**Direction a:** In the passage on nonprofit sustainability, what happens to the surpluses a nonprofit generates?

**Provided passage:**
((

1. Nonprofit Sustainability Requires a Dual Bottom Line

For nonprofits, financial sustainability and programmatic sustainability cannot be separated.

Integrated approach. True nonprofit sustainability demands an integrated view of both mission impact and financial viability. It's insufficient to have a high-impact program without a strategy for financial sustenance, just as financial stability is meaningless if it doesn't serve the organization's core mission. This dual bottom line is the bedrock of enduring relevance and effectiveness.

Financial health. Financial sustainability, in essence, means maintaining adequate working capital to ensure long-term operations. Nonprofits, despite their name, must generate surpluses—profits—to build reserves, manage cash flow disruptions, absorb mistakes, and invest in new opportunities. These surpluses are reinvested into the mission, unlike for-profit entities that distribute profits to shareholders.

Programmatic relevance. Programmatic sustainability ensures that an organization's activities remain relevant, effective, and responsive to its constituents over time. This involves developing, maturing, and, when necessary, cycling out programs to meet evolving community needs. Leaders must constantly hold both financial and programmatic objectives in mind, recognizing their deep interconnectedness in every decision.

))

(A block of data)
((

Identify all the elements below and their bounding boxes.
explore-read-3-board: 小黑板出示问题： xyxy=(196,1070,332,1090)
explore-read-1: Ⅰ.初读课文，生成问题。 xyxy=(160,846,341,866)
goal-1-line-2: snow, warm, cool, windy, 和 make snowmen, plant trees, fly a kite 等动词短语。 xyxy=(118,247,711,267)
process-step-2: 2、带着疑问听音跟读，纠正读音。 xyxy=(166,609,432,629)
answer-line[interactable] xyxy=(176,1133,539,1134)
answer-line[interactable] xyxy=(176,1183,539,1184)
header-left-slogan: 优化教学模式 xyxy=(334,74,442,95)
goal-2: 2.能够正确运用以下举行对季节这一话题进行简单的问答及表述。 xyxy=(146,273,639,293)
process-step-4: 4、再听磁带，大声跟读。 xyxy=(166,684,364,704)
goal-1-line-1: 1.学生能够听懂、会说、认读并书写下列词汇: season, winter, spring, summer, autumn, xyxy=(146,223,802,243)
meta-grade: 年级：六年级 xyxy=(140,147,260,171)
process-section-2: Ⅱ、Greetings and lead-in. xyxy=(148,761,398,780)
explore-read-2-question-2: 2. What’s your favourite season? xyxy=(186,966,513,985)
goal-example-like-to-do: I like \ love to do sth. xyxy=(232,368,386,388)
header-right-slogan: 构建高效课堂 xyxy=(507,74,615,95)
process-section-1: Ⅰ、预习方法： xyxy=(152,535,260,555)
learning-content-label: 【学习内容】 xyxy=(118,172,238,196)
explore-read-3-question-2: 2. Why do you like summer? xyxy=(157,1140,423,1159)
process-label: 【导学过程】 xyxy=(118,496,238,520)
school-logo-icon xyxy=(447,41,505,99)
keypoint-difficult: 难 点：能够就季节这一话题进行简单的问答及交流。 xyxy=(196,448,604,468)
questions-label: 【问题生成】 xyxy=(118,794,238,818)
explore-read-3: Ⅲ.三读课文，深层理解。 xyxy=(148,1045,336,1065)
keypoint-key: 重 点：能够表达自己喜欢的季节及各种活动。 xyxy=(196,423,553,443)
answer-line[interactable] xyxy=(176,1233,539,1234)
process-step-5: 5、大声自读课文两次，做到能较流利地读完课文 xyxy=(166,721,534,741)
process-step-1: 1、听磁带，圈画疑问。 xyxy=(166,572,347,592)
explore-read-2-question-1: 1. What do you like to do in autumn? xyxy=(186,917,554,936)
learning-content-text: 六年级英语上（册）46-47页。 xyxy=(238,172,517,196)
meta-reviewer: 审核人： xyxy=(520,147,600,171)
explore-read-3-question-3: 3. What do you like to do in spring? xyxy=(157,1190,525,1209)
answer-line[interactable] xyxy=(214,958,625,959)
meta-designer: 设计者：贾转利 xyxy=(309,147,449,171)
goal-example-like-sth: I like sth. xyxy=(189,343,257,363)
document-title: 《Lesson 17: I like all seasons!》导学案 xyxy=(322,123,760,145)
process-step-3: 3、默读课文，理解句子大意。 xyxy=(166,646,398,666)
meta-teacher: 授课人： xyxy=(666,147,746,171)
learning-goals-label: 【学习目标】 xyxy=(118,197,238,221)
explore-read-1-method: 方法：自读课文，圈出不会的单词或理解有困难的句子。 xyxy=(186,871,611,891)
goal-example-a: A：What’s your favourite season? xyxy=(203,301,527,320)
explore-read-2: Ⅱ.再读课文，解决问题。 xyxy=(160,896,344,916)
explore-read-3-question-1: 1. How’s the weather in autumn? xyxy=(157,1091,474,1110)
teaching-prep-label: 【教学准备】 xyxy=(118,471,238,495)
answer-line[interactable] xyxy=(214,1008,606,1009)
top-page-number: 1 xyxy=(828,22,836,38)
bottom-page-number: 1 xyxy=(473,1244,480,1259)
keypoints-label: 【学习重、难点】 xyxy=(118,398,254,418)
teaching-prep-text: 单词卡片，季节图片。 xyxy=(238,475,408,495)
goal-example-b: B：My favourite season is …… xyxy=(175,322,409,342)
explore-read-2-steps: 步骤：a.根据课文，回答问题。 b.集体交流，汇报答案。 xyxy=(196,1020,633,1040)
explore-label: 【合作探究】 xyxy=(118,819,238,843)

))

**Direction b:** Reproduce the records verbatim, starting with their first line and going on through the line that contains "process-label: 【导学过程】 xyxy=(118,496,238,520)".

**Result a:** They are reinvested into the mission.

**Result b:**
Identify all the elements below and their bounding boxes.
explore-read-3-board: 小黑板出示问题： xyxy=(196,1070,332,1090)
explore-read-1: Ⅰ.初读课文，生成问题。 xyxy=(160,846,341,866)
goal-1-line-2: snow, warm, cool, windy, 和 make snowmen, plant trees, fly a kite 等动词短语。 xyxy=(118,247,711,267)
process-step-2: 2、带着疑问听音跟读，纠正读音。 xyxy=(166,609,432,629)
answer-line[interactable] xyxy=(176,1133,539,1134)
answer-line[interactable] xyxy=(176,1183,539,1184)
header-left-slogan: 优化教学模式 xyxy=(334,74,442,95)
goal-2: 2.能够正确运用以下举行对季节这一话题进行简单的问答及表述。 xyxy=(146,273,639,293)
process-step-4: 4、再听磁带，大声跟读。 xyxy=(166,684,364,704)
goal-1-line-1: 1.学生能够听懂、会说、认读并书写下列词汇: season, winter, spring, summer, autumn, xyxy=(146,223,802,243)
meta-grade: 年级：六年级 xyxy=(140,147,260,171)
process-section-2: Ⅱ、Greetings and lead-in. xyxy=(148,761,398,780)
explore-read-2-question-2: 2. What’s your favourite season? xyxy=(186,966,513,985)
goal-example-like-to-do: I like \ love to do sth. xyxy=(232,368,386,388)
header-right-slogan: 构建高效课堂 xyxy=(507,74,615,95)
process-section-1: Ⅰ、预习方法： xyxy=(152,535,260,555)
learning-content-label: 【学习内容】 xyxy=(118,172,238,196)
explore-read-3-question-2: 2. Why do you like summer? xyxy=(157,1140,423,1159)
process-label: 【导学过程】 xyxy=(118,496,238,520)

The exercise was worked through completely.